▶ DATA LISTING:
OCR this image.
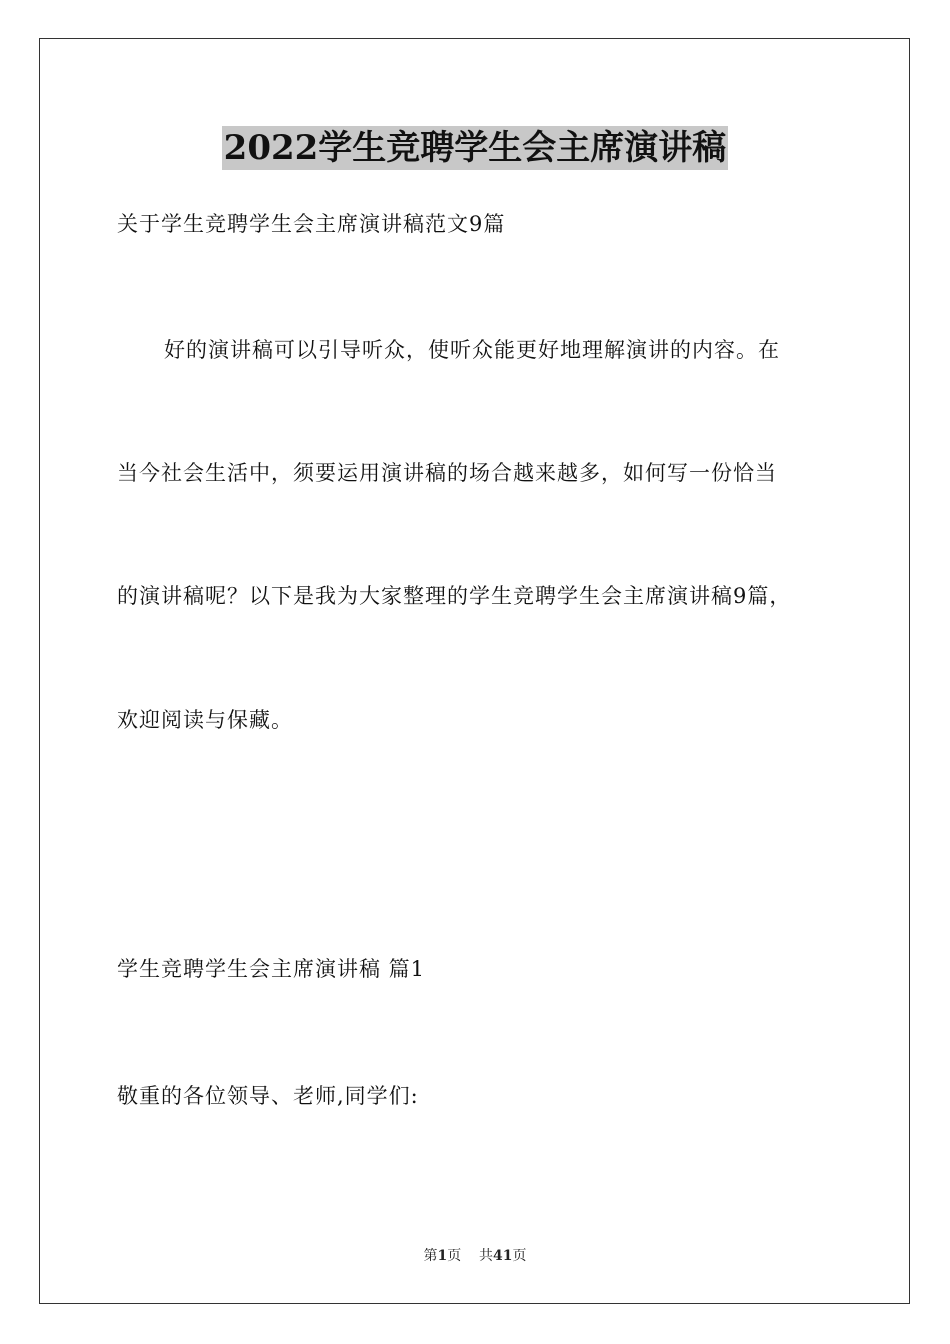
2022学生竞聘学生会主席演讲稿
关于学生竞聘学生会主席演讲稿范文9篇
好的演讲稿可以引导听众，使听众能更好地理解演讲的内容。在
当今社会生活中，须要运用演讲稿的场合越来越多，如何写一份恰当
的演讲稿呢？以下是我为大家整理的学生竞聘学生会主席演讲稿9篇，
欢迎阅读与保藏。
学生竞聘学生会主席演讲稿 篇1
敬重的各位领导、老师,同学们:
第1页 共41页
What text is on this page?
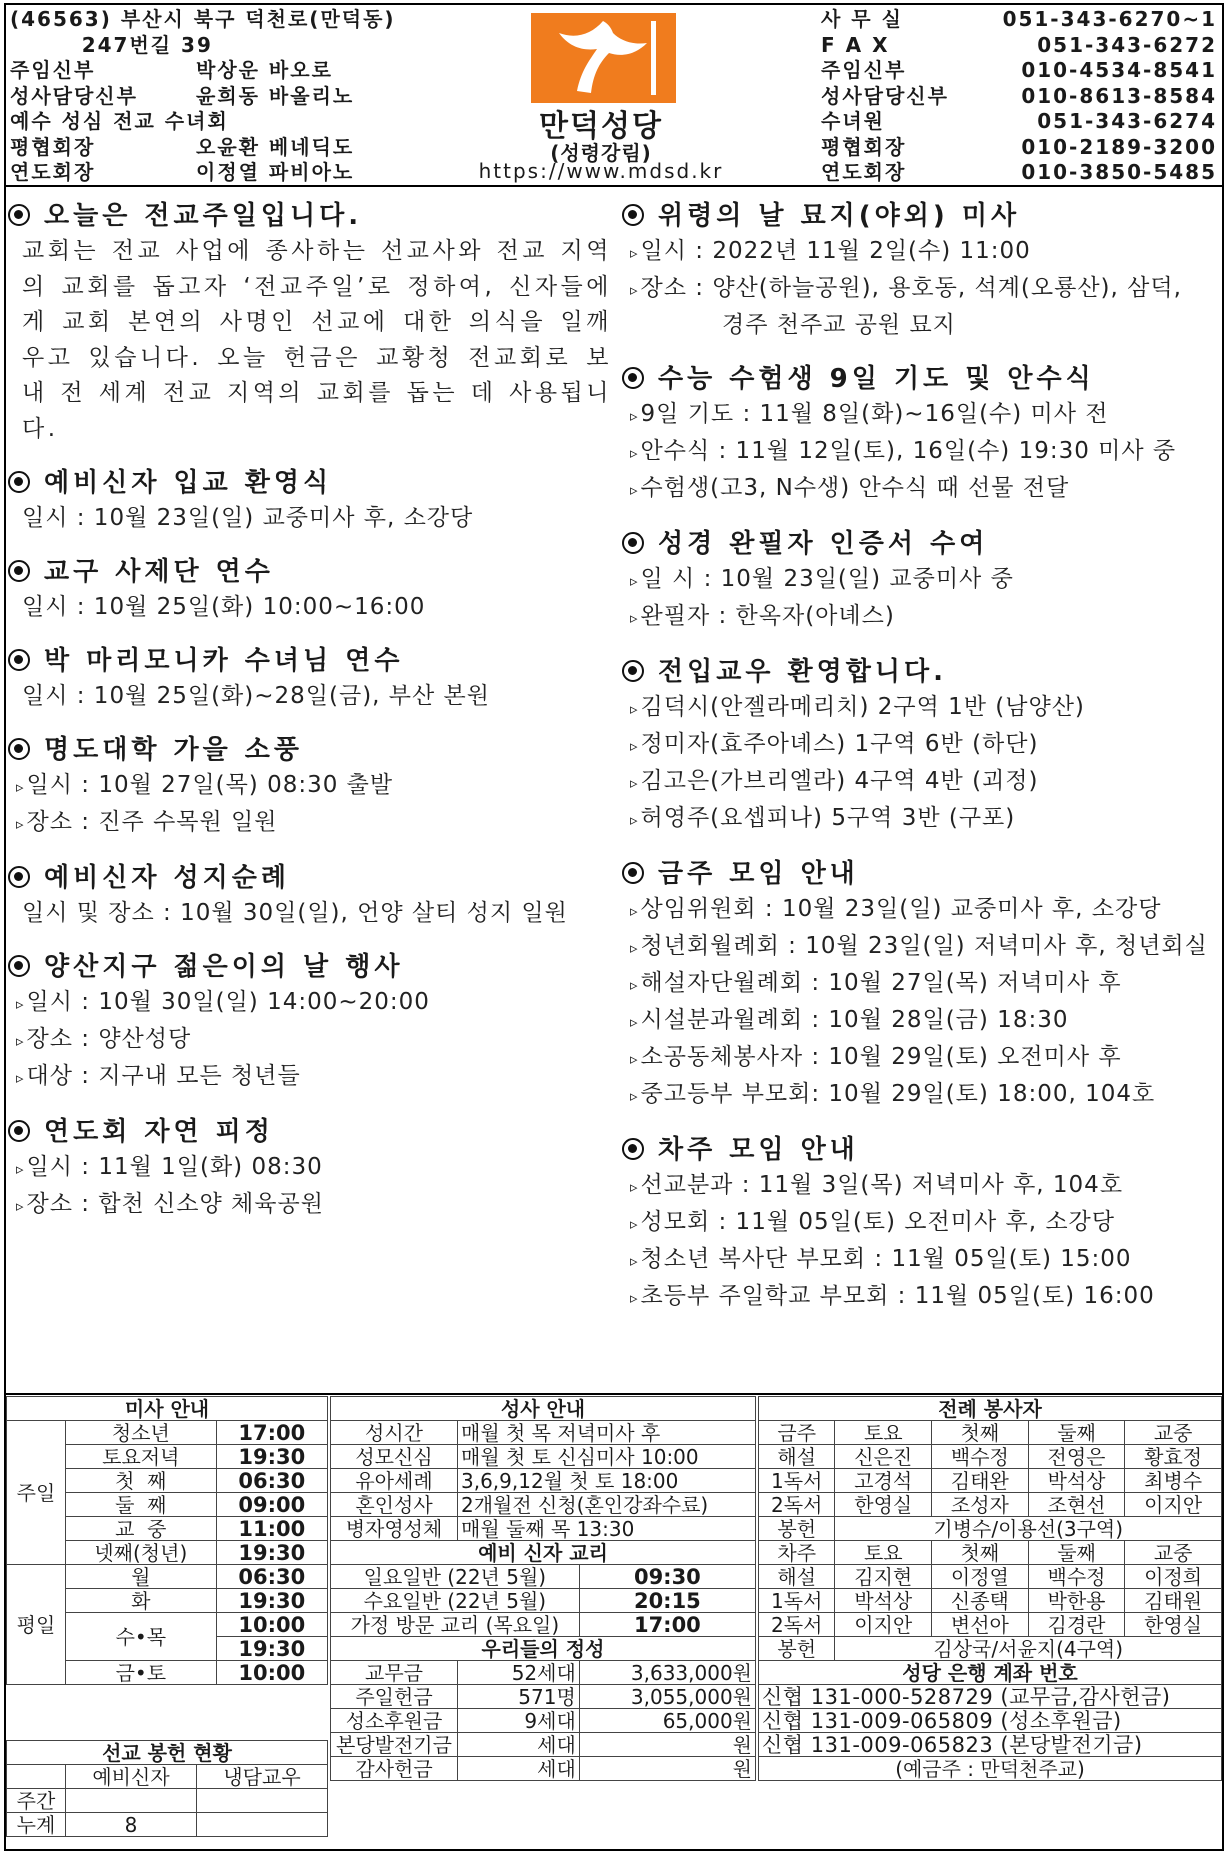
(46563) 부산시 북구 덕천로(만덕동)
247번길 39
주임신부	박상운 바오로
성사담당신부	윤희동 바올리노
예수 성심 전교 수녀회
평협회장	오윤환 베네딕도
연도회장	이정열 파비아노
만덕성당
(성령강림)
https://www.mdsd.kr
사 무 실	051-343-6270~1
F A X	051-343-6272
주임신부	010-4534-8541
성사담당신부	010-8613-8584
수녀원	051-343-6274
평협회장	010-2189-3200
연도회장	010-3850-5485
오늘은 전교주일입니다.
교회는 전교 사업에 종사하는 선교사와 전교 지역의 교회를 돕고자 ‘전교주일’로 정하여, 신자들에게 교회 본연의 사명인 선교에 대한 의식을 일깨우고 있습니다. 오늘 헌금은 교황청 전교회로 보내 전 세계 전교 지역의 교회를 돕는 데 사용됩니다.
예비신자 입교 환영식
일시 : 10월 23일(일) 교중미사 후, 소강당
교구 사제단 연수
일시 : 10월 25일(화) 10:00~16:00
박 마리모니카 수녀님 연수
일시 : 10월 25일(화)~28일(금), 부산 본원
명도대학 가을 소풍
▹ 일시 : 10월 27일(목) 08:30 출발
▹ 장소 : 진주 수목원 일원
예비신자 성지순례
일시 및 장소 : 10월 30일(일), 언양 살티 성지 일원
양산지구 젊은이의 날 행사
▹ 일시 : 10월 30일(일) 14:00~20:00
▹ 장소 : 양산성당
▹ 대상 : 지구내 모든 청년들
연도회 자연 피정
▹ 일시 : 11월 1일(화) 08:30
▹ 장소 : 합천 신소양 체육공원
위령의 날 묘지(야외) 미사
▹ 일시 : 2022년 11월 2일(수) 11:00
▹ 장소 : 양산(하늘공원), 용호동, 석계(오룡산), 삼덕,
경주 천주교 공원 묘지
수능 수험생 9일 기도 및 안수식
▹ 9일 기도 : 11월 8일(화)~16일(수) 미사 전
▹ 안수식 : 11월 12일(토), 16일(수) 19:30 미사 중
▹ 수험생(고3, N수생) 안수식 때 선물 전달
성경 완필자 인증서 수여
▹ 일 시 : 10월 23일(일) 교중미사 중
▹ 완필자 : 한옥자(아녜스)
전입교우 환영합니다.
▹ 김덕시(안젤라메리치) 2구역 1반 (남양산)
▹ 정미자(효주아녜스) 1구역 6반 (하단)
▹ 김고은(가브리엘라) 4구역 4반 (괴정)
▹ 허영주(요셉피나) 5구역 3반 (구포)
금주 모임 안내
▹ 상임위원회 : 10월 23일(일) 교중미사 후, 소강당
▹ 청년회월례회 : 10월 23일(일) 저녁미사 후, 청년회실
▹ 해설자단월례회 : 10월 27일(목) 저녁미사 후
▹ 시설분과월례회 : 10월 28일(금) 18:30
▹ 소공동체봉사자 : 10월 29일(토) 오전미사 후
▹ 중고등부 부모회: 10월 29일(토) 18:00, 104호
차주 모임 안내
▹ 선교분과 : 11월 3일(목) 저녁미사 후, 104호
▹ 성모회 : 11월 05일(토) 오전미사 후, 소강당
▹ 청소년 복사단 부모회 : 11월 05일(토) 15:00
▹ 초등부 주일학교 부모회 : 11월 05일(토) 16:00
미사 안내		
주일	청소년	17:00
	토요저녁	19:30
	첫  째	06:30
	둘  째	09:00
	교  중	11:00
	넷째(청년)	19:30
평일	월	06:30
	화	19:30
	수•목	10:00
		19:30
	금•토	10:00
선교 봉헌 현황		
	예비신자	냉담교우
주간		
누계	8	
성사 안내		
성시간	매월 첫 목 저녁미사 후	
성모신심	매월 첫 토 신심미사 10:00	
유아세례	3,6,9,12월 첫 토 18:00	
혼인성사	2개월전 신청(혼인강좌수료)	
병자영성체	매월 둘째 목 13:30	
예비 신자 교리		
일요일반 (22년 5월)		09:30
수요일반 (22년 5월)		20:15
가정 방문 교리 (목요일)		17:00
우리들의 정성		
교무금	52세대	3,633,000원
주일헌금	571명	3,055,000원
성소후원금	9세대	65,000원
본당발전기금	세대	원
감사헌금	세대	원
전례 봉사자				
금주	토요	첫째	둘째	교중
해설	신은진	백수정	전영은	황효정
1독서	고경석	김태완	박석상	최병수
2독서	한영실	조성자	조현선	이지안
봉헌	기병수/이용선(3구역)			
차주	토요	첫째	둘째	교중
해설	김지현	이정열	백수정	이정희
1독서	박석상	신종택	박한용	김태원
2독서	이지안	변선아	김경란	한영실
봉헌	김상국/서윤지(4구역)			
성당 은행 계좌 번호				
신협 131-000-528729 (교무금,감사헌금)				
신협 131-009-065809 (성소후원금)				
신협 131-009-065823 (본당발전기금)				
(예금주 : 만덕천주교)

▶ WRITTEN INSTRUCTION:
Go through the entries above and pull out each line with "성소후원금" in it.

▶ EXERCISE SOLUTION:
성소후원금	9세대	65,000원
신협 131-009-065809 (성소후원금)				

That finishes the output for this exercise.